> **EXERCISE BRIEF**
The entries below should be output exactly as written.

> **DATASET ENTRIES**

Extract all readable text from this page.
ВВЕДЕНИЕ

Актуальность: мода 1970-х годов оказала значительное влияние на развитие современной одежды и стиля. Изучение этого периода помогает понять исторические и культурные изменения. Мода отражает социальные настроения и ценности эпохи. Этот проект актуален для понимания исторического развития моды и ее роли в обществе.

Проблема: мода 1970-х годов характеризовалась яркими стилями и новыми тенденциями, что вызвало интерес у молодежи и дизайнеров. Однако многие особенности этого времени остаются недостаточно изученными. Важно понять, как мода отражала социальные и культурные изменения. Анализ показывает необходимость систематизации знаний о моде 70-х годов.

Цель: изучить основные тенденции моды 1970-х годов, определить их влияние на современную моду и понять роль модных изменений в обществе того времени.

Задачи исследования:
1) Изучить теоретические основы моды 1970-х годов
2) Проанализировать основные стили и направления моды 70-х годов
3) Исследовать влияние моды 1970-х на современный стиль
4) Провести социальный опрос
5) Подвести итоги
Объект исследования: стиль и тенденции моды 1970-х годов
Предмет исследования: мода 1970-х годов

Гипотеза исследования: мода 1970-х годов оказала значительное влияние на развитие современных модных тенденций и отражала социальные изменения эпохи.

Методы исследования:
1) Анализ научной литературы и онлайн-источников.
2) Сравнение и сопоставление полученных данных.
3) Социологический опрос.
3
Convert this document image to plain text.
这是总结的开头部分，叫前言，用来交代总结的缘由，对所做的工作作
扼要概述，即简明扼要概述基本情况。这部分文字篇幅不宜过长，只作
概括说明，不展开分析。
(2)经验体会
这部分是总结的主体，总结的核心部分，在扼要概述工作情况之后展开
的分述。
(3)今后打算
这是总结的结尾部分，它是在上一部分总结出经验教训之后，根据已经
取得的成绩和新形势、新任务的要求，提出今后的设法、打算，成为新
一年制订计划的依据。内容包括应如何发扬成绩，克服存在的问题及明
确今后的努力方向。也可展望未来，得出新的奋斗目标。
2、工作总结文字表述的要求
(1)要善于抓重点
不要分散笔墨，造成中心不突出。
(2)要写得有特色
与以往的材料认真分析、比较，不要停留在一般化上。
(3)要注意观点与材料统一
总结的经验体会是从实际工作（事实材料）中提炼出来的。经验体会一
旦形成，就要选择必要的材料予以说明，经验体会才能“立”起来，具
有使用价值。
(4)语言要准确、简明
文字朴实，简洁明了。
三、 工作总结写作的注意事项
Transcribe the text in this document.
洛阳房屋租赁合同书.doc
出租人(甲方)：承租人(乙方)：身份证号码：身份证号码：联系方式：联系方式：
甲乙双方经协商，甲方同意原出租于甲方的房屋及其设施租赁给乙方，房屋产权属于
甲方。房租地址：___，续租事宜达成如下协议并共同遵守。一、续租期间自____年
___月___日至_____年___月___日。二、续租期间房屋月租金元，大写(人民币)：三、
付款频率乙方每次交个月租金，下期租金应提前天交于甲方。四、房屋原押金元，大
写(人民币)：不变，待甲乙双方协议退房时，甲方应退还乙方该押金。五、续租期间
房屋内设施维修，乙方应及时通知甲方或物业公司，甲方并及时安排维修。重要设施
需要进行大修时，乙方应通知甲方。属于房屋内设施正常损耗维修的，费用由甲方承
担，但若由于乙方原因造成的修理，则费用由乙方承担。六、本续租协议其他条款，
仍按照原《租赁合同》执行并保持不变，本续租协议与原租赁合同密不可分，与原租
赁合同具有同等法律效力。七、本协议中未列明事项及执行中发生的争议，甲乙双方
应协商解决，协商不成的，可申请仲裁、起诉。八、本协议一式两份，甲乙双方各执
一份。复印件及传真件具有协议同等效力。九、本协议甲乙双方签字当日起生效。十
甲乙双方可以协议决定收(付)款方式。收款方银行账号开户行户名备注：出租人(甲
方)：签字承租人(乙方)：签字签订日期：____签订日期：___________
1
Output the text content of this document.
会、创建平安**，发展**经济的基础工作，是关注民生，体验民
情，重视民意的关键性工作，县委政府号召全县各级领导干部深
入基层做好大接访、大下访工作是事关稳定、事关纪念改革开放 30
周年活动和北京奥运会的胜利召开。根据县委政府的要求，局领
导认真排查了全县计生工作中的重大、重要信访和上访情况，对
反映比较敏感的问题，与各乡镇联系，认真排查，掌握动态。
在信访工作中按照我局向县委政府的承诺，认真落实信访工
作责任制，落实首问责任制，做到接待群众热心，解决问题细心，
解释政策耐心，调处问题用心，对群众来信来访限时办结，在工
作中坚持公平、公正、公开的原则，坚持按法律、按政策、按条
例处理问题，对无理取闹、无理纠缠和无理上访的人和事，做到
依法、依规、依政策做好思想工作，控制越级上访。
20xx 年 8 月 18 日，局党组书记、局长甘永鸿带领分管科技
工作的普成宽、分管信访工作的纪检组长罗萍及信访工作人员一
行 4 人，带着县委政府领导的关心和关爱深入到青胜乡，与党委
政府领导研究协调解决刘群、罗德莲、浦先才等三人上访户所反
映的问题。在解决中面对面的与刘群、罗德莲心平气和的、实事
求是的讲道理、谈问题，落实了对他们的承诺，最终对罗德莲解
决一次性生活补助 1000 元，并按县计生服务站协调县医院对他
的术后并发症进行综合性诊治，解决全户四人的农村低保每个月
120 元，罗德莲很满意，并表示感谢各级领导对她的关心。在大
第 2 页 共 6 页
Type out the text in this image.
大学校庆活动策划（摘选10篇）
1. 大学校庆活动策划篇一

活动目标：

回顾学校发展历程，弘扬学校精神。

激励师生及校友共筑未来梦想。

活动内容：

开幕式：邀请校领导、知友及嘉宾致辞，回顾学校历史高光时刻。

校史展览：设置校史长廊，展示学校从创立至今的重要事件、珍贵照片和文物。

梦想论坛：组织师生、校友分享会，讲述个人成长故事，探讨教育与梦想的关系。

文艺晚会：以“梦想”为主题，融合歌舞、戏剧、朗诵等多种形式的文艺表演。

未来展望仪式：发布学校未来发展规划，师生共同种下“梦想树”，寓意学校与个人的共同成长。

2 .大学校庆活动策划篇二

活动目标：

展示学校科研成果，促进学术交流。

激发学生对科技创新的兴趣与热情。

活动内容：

> **EXERCISE RESPONSE**
Extract all readable text from this page.
ВВЕДЕНИЕ

Актуальность: мода 1970-х годов оказала значительное влияние на развитие современной одежды и стиля. Изучение этого периода помогает понять исторические и культурные изменения. Мода отражает социальные настроения и ценности эпохи. Этот проект актуален для понимания исторического развития моды и ее роли в обществе.

Проблема: мода 1970-х годов характеризовалась яркими стилями и новыми тенденциями, что вызвало интерес у молодежи и дизайнеров. Однако многие особенности этого времени остаются недостаточно изученными. Важно понять, как мода отражала социальные и культурные изменения. Анализ показывает необходимость систематизации знаний о моде 70-х годов.

Цель: изучить основные тенденции моды 1970-х годов, определить их влияние на современную моду и понять роль модных изменений в обществе того времени.

Задачи исследования:
1) Изучить теоретические основы моды 1970-х годов
2) Проанализировать основные стили и направления моды 70-х годов
3) Исследовать влияние моды 1970-х на современный стиль
4) Провести социальный опрос
5) Подвести итоги
Объект исследования: стиль и тенденции моды 1970-х годов
Предмет исследования: мода 1970-х годов

Гипотеза исследования: мода 1970-х годов оказала значительное влияние на развитие современных модных тенденций и отражала социальные изменения эпохи.

Методы исследования:
1) Анализ научной литературы и онлайн-источников.
2) Сравнение и сопоставление полученных данных.
3) Социологический опрос.
3
Convert this document image to plain text.
这是总结的开头部分，叫前言，用来交代总结的缘由，对所做的工作作
扼要概述，即简明扼要概述基本情况。这部分文字篇幅不宜过长，只作
概括说明，不展开分析。
(2)经验体会
这部分是总结的主体，总结的核心部分，在扼要概述工作情况之后展开
的分述。
(3)今后打算
这是总结的结尾部分，它是在上一部分总结出经验教训之后，根据已经
取得的成绩和新形势、新任务的要求，提出今后的设法、打算，成为新
一年制订计划的依据。内容包括应如何发扬成绩，克服存在的问题及明
确今后的努力方向。也可展望未来，得出新的奋斗目标。
2、工作总结文字表述的要求
(1)要善于抓重点
不要分散笔墨，造成中心不突出。
(2)要写得有特色
与以往的材料认真分析、比较，不要停留在一般化上。
(3)要注意观点与材料统一
总结的经验体会是从实际工作（事实材料）中提炼出来的。经验体会一
旦形成，就要选择必要的材料予以说明，经验体会才能“立”起来，具
有使用价值。
(4)语言要准确、简明
文字朴实，简洁明了。
三、 工作总结写作的注意事项
Transcribe the text in this document.
洛阳房屋租赁合同书.doc
出租人(甲方)：承租人(乙方)：身份证号码：身份证号码：联系方式：联系方式：
甲乙双方经协商，甲方同意原出租于甲方的房屋及其设施租赁给乙方，房屋产权属于
甲方。房租地址：___，续租事宜达成如下协议并共同遵守。一、续租期间自____年
___月___日至_____年___月___日。二、续租期间房屋月租金元，大写(人民币)：三、
付款频率乙方每次交个月租金，下期租金应提前天交于甲方。四、房屋原押金元，大
写(人民币)：不变，待甲乙双方协议退房时，甲方应退还乙方该押金。五、续租期间
房屋内设施维修，乙方应及时通知甲方或物业公司，甲方并及时安排维修。重要设施
需要进行大修时，乙方应通知甲方。属于房屋内设施正常损耗维修的，费用由甲方承
担，但若由于乙方原因造成的修理，则费用由乙方承担。六、本续租协议其他条款，
仍按照原《租赁合同》执行并保持不变，本续租协议与原租赁合同密不可分，与原租
赁合同具有同等法律效力。七、本协议中未列明事项及执行中发生的争议，甲乙双方
应协商解决，协商不成的，可申请仲裁、起诉。八、本协议一式两份，甲乙双方各执
一份。复印件及传真件具有协议同等效力。九、本协议甲乙双方签字当日起生效。十
甲乙双方可以协议决定收(付)款方式。收款方银行账号开户行户名备注：出租人(甲
方)：签字承租人(乙方)：签字签订日期：____签订日期：___________
1
Output the text content of this document.
会、创建平安**，发展**经济的基础工作，是关注民生，体验民
情，重视民意的关键性工作，县委政府号召全县各级领导干部深
入基层做好大接访、大下访工作是事关稳定、事关纪念改革开放 30
周年活动和北京奥运会的胜利召开。根据县委政府的要求，局领
导认真排查了全县计生工作中的重大、重要信访和上访情况，对
反映比较敏感的问题，与各乡镇联系，认真排查，掌握动态。
在信访工作中按照我局向县委政府的承诺，认真落实信访工
作责任制，落实首问责任制，做到接待群众热心，解决问题细心，
解释政策耐心，调处问题用心，对群众来信来访限时办结，在工
作中坚持公平、公正、公开的原则，坚持按法律、按政策、按条
例处理问题，对无理取闹、无理纠缠和无理上访的人和事，做到
依法、依规、依政策做好思想工作，控制越级上访。
20xx 年 8 月 18 日，局党组书记、局长甘永鸿带领分管科技
工作的普成宽、分管信访工作的纪检组长罗萍及信访工作人员一
行 4 人，带着县委政府领导的关心和关爱深入到青胜乡，与党委
政府领导研究协调解决刘群、罗德莲、浦先才等三人上访户所反
映的问题。在解决中面对面的与刘群、罗德莲心平气和的、实事
求是的讲道理、谈问题，落实了对他们的承诺，最终对罗德莲解
决一次性生活补助 1000 元，并按县计生服务站协调县医院对他
的术后并发症进行综合性诊治，解决全户四人的农村低保每个月
120 元，罗德莲很满意，并表示感谢各级领导对她的关心。在大
第 2 页 共 6 页
Type out the text in this image.
大学校庆活动策划（摘选10篇）
1. 大学校庆活动策划篇一

活动目标：

回顾学校发展历程，弘扬学校精神。

激励师生及校友共筑未来梦想。

活动内容：

开幕式：邀请校领导、知友及嘉宾致辞，回顾学校历史高光时刻。

校史展览：设置校史长廊，展示学校从创立至今的重要事件、珍贵照片和文物。

梦想论坛：组织师生、校友分享会，讲述个人成长故事，探讨教育与梦想的关系。

文艺晚会：以“梦想”为主题，融合歌舞、戏剧、朗诵等多种形式的文艺表演。

未来展望仪式：发布学校未来发展规划，师生共同种下“梦想树”，寓意学校与个人的共同成长。

2 .大学校庆活动策划篇二

活动目标：

展示学校科研成果，促进学术交流。

激发学生对科技创新的兴趣与热情。

活动内容：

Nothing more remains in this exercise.